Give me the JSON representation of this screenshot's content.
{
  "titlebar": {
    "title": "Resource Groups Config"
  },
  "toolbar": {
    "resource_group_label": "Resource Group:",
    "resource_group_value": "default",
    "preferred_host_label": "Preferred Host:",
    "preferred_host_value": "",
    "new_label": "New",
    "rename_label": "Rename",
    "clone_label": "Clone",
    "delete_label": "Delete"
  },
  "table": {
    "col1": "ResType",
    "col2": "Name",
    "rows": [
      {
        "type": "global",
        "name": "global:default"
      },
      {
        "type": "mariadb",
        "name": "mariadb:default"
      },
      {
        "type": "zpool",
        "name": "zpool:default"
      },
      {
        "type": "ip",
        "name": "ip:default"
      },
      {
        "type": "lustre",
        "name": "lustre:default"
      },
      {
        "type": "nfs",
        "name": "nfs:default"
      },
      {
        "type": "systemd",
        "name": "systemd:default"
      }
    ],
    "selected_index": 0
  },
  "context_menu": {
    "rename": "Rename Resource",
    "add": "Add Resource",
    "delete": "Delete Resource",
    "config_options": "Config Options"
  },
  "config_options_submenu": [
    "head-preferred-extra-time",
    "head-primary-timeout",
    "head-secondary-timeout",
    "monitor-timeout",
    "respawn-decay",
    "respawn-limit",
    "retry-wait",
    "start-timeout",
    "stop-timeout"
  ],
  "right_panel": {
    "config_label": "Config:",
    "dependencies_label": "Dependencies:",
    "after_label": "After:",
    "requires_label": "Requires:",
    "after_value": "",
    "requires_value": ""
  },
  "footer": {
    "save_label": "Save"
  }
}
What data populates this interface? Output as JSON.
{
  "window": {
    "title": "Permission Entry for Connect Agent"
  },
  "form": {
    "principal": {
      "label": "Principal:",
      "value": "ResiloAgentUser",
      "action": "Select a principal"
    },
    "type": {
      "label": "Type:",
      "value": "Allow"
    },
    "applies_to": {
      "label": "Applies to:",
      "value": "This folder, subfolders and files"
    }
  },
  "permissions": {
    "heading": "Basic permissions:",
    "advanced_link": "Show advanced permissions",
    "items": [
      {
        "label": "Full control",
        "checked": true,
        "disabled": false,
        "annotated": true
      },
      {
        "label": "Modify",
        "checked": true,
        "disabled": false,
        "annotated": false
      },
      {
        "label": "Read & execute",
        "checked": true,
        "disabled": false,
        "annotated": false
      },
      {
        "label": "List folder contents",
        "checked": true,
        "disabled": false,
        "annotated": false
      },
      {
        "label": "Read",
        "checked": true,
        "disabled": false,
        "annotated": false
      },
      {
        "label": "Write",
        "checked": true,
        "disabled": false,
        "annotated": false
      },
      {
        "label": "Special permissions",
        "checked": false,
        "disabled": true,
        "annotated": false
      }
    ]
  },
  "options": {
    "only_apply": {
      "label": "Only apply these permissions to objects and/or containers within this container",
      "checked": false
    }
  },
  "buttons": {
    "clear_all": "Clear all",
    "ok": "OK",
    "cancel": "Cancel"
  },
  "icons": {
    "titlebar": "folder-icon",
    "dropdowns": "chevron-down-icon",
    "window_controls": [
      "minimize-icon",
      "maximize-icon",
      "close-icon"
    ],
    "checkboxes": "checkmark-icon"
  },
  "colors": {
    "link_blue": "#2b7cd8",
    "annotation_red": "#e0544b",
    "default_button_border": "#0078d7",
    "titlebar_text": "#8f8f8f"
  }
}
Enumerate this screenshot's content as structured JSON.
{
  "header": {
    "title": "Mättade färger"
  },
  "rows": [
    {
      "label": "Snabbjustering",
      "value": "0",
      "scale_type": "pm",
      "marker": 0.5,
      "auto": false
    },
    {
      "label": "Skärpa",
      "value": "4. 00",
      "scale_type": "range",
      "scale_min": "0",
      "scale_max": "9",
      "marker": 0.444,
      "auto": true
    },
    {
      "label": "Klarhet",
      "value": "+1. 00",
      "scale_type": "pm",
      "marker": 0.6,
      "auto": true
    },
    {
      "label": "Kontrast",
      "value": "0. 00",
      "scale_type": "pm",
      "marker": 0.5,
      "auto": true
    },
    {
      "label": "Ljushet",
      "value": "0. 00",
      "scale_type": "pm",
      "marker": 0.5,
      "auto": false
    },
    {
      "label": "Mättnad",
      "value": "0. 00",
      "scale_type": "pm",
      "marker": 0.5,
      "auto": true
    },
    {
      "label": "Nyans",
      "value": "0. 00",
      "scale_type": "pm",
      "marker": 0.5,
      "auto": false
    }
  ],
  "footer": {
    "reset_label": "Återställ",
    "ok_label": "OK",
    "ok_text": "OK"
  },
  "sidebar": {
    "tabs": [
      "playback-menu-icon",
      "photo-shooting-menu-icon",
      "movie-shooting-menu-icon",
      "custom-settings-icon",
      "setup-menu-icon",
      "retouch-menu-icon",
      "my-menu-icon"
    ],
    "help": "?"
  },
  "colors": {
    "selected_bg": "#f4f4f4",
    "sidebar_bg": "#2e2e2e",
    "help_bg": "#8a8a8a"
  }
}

━━━━━━━━━━

> [REQUIREMENT]: Extract all of the material exactly as it is written.

> [EXERCISE OUTPUT]:
Give me the JSON representation of this screenshot's content.
{
  "titlebar": {
    "title": "Resource Groups Config"
  },
  "toolbar": {
    "resource_group_label": "Resource Group:",
    "resource_group_value": "default",
    "preferred_host_label": "Preferred Host:",
    "preferred_host_value": "",
    "new_label": "New",
    "rename_label": "Rename",
    "clone_label": "Clone",
    "delete_label": "Delete"
  },
  "table": {
    "col1": "ResType",
    "col2": "Name",
    "rows": [
      {
        "type": "global",
        "name": "global:default"
      },
      {
        "type": "mariadb",
        "name": "mariadb:default"
      },
      {
        "type": "zpool",
        "name": "zpool:default"
      },
      {
        "type": "ip",
        "name": "ip:default"
      },
      {
        "type": "lustre",
        "name": "lustre:default"
      },
      {
        "type": "nfs",
        "name": "nfs:default"
      },
      {
        "type": "systemd",
        "name": "systemd:default"
      }
    ],
    "selected_index": 0
  },
  "context_menu": {
    "rename": "Rename Resource",
    "add": "Add Resource",
    "delete": "Delete Resource",
    "config_options": "Config Options"
  },
  "config_options_submenu": [
    "head-preferred-extra-time",
    "head-primary-timeout",
    "head-secondary-timeout",
    "monitor-timeout",
    "respawn-decay",
    "respawn-limit",
    "retry-wait",
    "start-timeout",
    "stop-timeout"
  ],
  "right_panel": {
    "config_label": "Config:",
    "dependencies_label": "Dependencies:",
    "after_label": "After:",
    "requires_label": "Requires:",
    "after_value": "",
    "requires_value": ""
  },
  "footer": {
    "save_label": "Save"
  }
}
What data populates this interface? Output as JSON.
{
  "window": {
    "title": "Permission Entry for Connect Agent"
  },
  "form": {
    "principal": {
      "label": "Principal:",
      "value": "ResiloAgentUser",
      "action": "Select a principal"
    },
    "type": {
      "label": "Type:",
      "value": "Allow"
    },
    "applies_to": {
      "label": "Applies to:",
      "value": "This folder, subfolders and files"
    }
  },
  "permissions": {
    "heading": "Basic permissions:",
    "advanced_link": "Show advanced permissions",
    "items": [
      {
        "label": "Full control",
        "checked": true,
        "disabled": false,
        "annotated": true
      },
      {
        "label": "Modify",
        "checked": true,
        "disabled": false,
        "annotated": false
      },
      {
        "label": "Read & execute",
        "checked": true,
        "disabled": false,
        "annotated": false
      },
      {
        "label": "List folder contents",
        "checked": true,
        "disabled": false,
        "annotated": false
      },
      {
        "label": "Read",
        "checked": true,
        "disabled": false,
        "annotated": false
      },
      {
        "label": "Write",
        "checked": true,
        "disabled": false,
        "annotated": false
      },
      {
        "label": "Special permissions",
        "checked": false,
        "disabled": true,
        "annotated": false
      }
    ]
  },
  "options": {
    "only_apply": {
      "label": "Only apply these permissions to objects and/or containers within this container",
      "checked": false
    }
  },
  "buttons": {
    "clear_all": "Clear all",
    "ok": "OK",
    "cancel": "Cancel"
  },
  "icons": {
    "titlebar": "folder-icon",
    "dropdowns": "chevron-down-icon",
    "window_controls": [
      "minimize-icon",
      "maximize-icon",
      "close-icon"
    ],
    "checkboxes": "checkmark-icon"
  },
  "colors": {
    "link_blue": "#2b7cd8",
    "annotation_red": "#e0544b",
    "default_button_border": "#0078d7",
    "titlebar_text": "#8f8f8f"
  }
}
Enumerate this screenshot's content as structured JSON.
{
  "header": {
    "title": "Mättade färger"
  },
  "rows": [
    {
      "label": "Snabbjustering",
      "value": "0",
      "scale_type": "pm",
      "marker": 0.5,
      "auto": false
    },
    {
      "label": "Skärpa",
      "value": "4. 00",
      "scale_type": "range",
      "scale_min": "0",
      "scale_max": "9",
      "marker": 0.444,
      "auto": true
    },
    {
      "label": "Klarhet",
      "value": "+1. 00",
      "scale_type": "pm",
      "marker": 0.6,
      "auto": true
    },
    {
      "label": "Kontrast",
      "value": "0. 00",
      "scale_type": "pm",
      "marker": 0.5,
      "auto": true
    },
    {
      "label": "Ljushet",
      "value": "0. 00",
      "scale_type": "pm",
      "marker": 0.5,
      "auto": false
    },
    {
      "label": "Mättnad",
      "value": "0. 00",
      "scale_type": "pm",
      "marker": 0.5,
      "auto": true
    },
    {
      "label": "Nyans",
      "value": "0. 00",
      "scale_type": "pm",
      "marker": 0.5,
      "auto": false
    }
  ],
  "footer": {
    "reset_label": "Återställ",
    "ok_label": "OK",
    "ok_text": "OK"
  },
  "sidebar": {
    "tabs": [
      "playback-menu-icon",
      "photo-shooting-menu-icon",
      "movie-shooting-menu-icon",
      "custom-settings-icon",
      "setup-menu-icon",
      "retouch-menu-icon",
      "my-menu-icon"
    ],
    "help": "?"
  },
  "colors": {
    "selected_bg": "#f4f4f4",
    "sidebar_bg": "#2e2e2e",
    "help_bg": "#8a8a8a"
  }
}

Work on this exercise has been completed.